### What is being asked
Pull out every line containing the string "kukabiliana".

### Records for the task
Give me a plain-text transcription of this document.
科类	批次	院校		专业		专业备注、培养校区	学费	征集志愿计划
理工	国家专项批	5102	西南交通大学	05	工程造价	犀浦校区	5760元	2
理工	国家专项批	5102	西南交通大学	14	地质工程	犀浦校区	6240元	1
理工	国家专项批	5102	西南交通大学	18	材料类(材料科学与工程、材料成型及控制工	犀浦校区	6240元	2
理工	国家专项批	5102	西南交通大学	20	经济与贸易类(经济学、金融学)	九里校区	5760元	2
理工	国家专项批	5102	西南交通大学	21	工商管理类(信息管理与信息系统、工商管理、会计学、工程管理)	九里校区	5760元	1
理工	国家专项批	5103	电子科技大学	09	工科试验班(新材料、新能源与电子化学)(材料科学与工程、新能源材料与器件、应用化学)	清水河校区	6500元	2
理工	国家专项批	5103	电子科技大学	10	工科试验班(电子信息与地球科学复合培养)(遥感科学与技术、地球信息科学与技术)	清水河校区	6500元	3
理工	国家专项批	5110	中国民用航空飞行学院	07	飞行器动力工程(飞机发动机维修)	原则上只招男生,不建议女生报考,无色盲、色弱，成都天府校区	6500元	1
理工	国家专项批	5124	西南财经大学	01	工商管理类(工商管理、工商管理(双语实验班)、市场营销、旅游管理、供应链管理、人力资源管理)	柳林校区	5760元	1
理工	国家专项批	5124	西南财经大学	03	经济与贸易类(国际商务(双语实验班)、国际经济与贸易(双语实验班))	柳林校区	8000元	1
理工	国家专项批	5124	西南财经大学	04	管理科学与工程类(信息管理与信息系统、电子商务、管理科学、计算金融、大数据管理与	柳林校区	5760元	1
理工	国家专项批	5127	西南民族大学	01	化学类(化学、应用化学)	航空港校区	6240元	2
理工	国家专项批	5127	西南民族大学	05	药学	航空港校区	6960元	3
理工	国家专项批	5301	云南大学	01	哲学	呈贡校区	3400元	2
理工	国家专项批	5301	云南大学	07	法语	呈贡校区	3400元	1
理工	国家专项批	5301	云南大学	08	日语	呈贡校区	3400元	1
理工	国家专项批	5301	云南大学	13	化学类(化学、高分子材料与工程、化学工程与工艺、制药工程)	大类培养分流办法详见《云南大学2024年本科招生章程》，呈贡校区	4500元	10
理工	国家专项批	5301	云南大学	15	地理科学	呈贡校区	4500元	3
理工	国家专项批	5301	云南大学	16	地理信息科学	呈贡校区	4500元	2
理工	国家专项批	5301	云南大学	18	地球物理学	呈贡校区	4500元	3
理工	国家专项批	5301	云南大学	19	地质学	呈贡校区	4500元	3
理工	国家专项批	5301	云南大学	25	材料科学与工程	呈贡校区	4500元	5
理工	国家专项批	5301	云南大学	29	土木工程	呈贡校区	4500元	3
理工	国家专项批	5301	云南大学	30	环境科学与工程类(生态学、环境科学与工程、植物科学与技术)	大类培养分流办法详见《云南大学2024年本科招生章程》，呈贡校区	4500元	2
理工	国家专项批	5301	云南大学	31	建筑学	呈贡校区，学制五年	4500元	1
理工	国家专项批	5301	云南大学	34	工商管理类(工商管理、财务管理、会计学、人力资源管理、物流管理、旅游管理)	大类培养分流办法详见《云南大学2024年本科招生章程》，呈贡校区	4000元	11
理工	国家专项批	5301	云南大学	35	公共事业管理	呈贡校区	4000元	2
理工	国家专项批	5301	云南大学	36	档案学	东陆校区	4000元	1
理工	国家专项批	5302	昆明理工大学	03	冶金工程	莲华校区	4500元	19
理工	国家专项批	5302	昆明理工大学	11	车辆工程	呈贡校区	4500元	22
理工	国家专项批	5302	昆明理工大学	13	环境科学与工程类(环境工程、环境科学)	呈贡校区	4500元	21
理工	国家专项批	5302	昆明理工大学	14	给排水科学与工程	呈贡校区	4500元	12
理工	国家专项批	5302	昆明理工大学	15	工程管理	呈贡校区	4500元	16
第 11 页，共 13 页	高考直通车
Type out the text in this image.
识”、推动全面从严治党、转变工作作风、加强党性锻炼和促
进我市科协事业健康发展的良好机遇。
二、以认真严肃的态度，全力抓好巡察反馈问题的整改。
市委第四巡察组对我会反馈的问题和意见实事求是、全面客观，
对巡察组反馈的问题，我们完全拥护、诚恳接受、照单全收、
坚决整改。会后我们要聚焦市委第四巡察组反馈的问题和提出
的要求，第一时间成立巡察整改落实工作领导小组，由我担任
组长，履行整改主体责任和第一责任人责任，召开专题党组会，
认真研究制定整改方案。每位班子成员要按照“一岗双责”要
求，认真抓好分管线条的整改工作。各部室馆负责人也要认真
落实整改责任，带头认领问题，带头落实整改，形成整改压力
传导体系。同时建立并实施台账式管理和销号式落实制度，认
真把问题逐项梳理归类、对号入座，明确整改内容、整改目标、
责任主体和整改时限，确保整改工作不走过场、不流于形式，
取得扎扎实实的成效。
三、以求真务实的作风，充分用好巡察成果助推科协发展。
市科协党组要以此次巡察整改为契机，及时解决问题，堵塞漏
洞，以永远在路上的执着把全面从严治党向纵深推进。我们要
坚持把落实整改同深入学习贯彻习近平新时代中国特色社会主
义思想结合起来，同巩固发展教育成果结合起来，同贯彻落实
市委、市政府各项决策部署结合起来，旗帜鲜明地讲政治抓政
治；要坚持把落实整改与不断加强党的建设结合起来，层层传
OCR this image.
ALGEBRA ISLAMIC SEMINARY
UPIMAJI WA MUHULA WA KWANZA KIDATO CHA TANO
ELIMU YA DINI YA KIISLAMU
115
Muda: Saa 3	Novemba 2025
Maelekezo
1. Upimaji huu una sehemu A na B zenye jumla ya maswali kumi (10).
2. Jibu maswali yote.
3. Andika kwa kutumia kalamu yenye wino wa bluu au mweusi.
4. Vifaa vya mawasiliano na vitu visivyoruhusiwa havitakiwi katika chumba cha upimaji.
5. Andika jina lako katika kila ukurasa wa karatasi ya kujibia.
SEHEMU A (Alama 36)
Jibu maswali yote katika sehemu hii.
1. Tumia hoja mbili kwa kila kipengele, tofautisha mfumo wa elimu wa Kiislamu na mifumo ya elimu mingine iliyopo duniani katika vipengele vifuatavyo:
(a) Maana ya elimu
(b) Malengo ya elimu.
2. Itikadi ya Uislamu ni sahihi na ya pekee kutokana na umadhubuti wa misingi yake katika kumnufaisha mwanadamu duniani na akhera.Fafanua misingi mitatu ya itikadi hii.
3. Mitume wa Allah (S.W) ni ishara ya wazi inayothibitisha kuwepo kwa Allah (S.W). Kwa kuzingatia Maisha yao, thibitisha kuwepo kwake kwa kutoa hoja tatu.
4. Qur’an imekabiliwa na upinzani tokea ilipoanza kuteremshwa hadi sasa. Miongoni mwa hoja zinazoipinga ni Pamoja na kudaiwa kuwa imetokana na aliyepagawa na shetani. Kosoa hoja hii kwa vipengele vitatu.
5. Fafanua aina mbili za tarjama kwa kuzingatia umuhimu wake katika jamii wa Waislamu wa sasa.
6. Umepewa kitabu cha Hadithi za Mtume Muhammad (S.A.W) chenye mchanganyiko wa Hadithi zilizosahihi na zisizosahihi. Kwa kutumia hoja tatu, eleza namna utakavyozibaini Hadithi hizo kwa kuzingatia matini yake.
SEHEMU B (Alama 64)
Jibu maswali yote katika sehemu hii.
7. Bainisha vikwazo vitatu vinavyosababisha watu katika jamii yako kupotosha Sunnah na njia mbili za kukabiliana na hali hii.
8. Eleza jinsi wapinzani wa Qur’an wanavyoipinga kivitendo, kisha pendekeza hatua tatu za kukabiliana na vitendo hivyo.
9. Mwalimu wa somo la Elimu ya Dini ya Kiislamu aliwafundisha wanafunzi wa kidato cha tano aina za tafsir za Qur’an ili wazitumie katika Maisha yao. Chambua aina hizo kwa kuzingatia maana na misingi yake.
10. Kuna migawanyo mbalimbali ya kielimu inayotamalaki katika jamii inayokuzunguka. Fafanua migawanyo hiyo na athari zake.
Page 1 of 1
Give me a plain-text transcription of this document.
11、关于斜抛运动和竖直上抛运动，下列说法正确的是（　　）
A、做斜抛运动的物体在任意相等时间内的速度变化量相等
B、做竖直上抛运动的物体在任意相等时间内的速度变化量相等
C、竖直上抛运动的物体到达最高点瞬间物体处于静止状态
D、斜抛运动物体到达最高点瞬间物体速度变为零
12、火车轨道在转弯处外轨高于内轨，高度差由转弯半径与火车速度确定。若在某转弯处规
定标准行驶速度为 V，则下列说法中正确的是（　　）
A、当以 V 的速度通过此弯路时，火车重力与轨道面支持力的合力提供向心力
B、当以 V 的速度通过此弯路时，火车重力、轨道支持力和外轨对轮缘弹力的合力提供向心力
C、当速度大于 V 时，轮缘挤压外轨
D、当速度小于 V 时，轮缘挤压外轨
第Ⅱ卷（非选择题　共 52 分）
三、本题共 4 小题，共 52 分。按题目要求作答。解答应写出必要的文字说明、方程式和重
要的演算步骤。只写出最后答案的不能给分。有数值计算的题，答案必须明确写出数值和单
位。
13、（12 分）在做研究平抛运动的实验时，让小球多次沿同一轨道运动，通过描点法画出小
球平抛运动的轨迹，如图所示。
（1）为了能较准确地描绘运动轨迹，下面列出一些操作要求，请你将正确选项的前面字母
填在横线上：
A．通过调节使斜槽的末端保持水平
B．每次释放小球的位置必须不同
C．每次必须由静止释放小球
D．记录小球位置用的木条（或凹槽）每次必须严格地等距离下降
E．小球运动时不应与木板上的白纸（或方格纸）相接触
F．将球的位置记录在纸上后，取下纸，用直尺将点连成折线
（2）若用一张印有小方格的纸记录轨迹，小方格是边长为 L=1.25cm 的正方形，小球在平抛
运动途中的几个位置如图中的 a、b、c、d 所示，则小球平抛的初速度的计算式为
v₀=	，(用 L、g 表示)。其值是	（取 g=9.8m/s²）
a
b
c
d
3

### The response
7. Bainisha vikwazo vitatu vinavyosababisha watu katika jamii yako kupotosha Sunnah na njia mbili za kukabiliana na hali hii.
8. Eleza jinsi wapinzani wa Qur’an wanavyoipinga kivitendo, kisha pendekeza hatua tatu za kukabiliana na vitendo hivyo.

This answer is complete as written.